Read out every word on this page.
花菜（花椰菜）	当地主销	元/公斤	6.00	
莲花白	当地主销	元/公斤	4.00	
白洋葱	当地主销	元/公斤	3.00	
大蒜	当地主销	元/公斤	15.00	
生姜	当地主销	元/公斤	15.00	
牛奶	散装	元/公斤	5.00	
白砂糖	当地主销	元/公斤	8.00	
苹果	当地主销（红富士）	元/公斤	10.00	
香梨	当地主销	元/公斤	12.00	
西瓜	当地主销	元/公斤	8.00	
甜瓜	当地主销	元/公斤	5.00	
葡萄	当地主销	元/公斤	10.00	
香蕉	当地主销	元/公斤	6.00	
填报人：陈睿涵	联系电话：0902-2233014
----
• _WHAT YOU SHOULD DO_
In full and verbatim, repeat the records given above.

• _WRITTEN REPLY_
Read out every word on this page.
花菜（花椰菜）	当地主销	元/公斤	6.00	
莲花白	当地主销	元/公斤	4.00	
白洋葱	当地主销	元/公斤	3.00	
大蒜	当地主销	元/公斤	15.00	
生姜	当地主销	元/公斤	15.00	
牛奶	散装	元/公斤	5.00	
白砂糖	当地主销	元/公斤	8.00	
苹果	当地主销（红富士）	元/公斤	10.00	
香梨	当地主销	元/公斤	12.00	
西瓜	当地主销	元/公斤	8.00	
甜瓜	当地主销	元/公斤	5.00	
葡萄	当地主销	元/公斤	10.00	
香蕉	当地主销	元/公斤	6.00	
填报人：陈睿涵	联系电话：0902-2233014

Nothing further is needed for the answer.